Problem statement: The records that follow must be repeated verbatim, every one of them.

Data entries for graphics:

┌──

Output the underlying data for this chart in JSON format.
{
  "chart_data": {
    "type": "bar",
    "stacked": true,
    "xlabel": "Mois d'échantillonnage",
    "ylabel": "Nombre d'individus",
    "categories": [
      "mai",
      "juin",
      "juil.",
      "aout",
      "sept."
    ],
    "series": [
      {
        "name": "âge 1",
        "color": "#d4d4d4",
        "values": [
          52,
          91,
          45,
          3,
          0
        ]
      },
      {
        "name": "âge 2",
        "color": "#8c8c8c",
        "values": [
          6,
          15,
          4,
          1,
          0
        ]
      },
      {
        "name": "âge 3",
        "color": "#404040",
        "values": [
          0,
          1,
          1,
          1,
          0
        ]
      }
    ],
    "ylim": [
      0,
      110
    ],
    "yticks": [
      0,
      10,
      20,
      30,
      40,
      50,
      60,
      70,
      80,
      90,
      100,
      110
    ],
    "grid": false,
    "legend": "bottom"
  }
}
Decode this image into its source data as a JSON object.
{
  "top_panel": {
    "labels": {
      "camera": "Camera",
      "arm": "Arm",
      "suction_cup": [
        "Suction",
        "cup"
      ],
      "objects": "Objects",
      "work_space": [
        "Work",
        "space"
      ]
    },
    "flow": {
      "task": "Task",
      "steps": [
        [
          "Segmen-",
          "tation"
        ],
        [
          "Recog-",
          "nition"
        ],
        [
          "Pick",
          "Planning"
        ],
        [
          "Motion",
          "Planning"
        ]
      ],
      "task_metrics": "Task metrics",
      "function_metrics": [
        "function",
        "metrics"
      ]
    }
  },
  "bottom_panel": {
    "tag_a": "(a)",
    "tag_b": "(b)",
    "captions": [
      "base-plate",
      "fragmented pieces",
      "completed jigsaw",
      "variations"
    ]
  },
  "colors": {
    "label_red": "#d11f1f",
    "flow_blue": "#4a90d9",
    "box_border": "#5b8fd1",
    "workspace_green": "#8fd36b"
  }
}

└──

Answer to this exercise:
Output the underlying data for this chart in JSON format.
{
  "chart_data": {
    "type": "bar",
    "stacked": true,
    "xlabel": "Mois d'échantillonnage",
    "ylabel": "Nombre d'individus",
    "categories": [
      "mai",
      "juin",
      "juil.",
      "aout",
      "sept."
    ],
    "series": [
      {
        "name": "âge 1",
        "color": "#d4d4d4",
        "values": [
          52,
          91,
          45,
          3,
          0
        ]
      },
      {
        "name": "âge 2",
        "color": "#8c8c8c",
        "values": [
          6,
          15,
          4,
          1,
          0
        ]
      },
      {
        "name": "âge 3",
        "color": "#404040",
        "values": [
          0,
          1,
          1,
          1,
          0
        ]
      }
    ],
    "ylim": [
      0,
      110
    ],
    "yticks": [
      0,
      10,
      20,
      30,
      40,
      50,
      60,
      70,
      80,
      90,
      100,
      110
    ],
    "grid": false,
    "legend": "bottom"
  }
}
Decode this image into its source data as a JSON object.
{
  "top_panel": {
    "labels": {
      "camera": "Camera",
      "arm": "Arm",
      "suction_cup": [
        "Suction",
        "cup"
      ],
      "objects": "Objects",
      "work_space": [
        "Work",
        "space"
      ]
    },
    "flow": {
      "task": "Task",
      "steps": [
        [
          "Segmen-",
          "tation"
        ],
        [
          "Recog-",
          "nition"
        ],
        [
          "Pick",
          "Planning"
        ],
        [
          "Motion",
          "Planning"
        ]
      ],
      "task_metrics": "Task metrics",
      "function_metrics": [
        "function",
        "metrics"
      ]
    }
  },
  "bottom_panel": {
    "tag_a": "(a)",
    "tag_b": "(b)",
    "captions": [
      "base-plate",
      "fragmented pieces",
      "completed jigsaw",
      "variations"
    ]
  },
  "colors": {
    "label_red": "#d11f1f",
    "flow_blue": "#4a90d9",
    "box_border": "#5b8fd1",
    "workspace_green": "#8fd36b"
  }
}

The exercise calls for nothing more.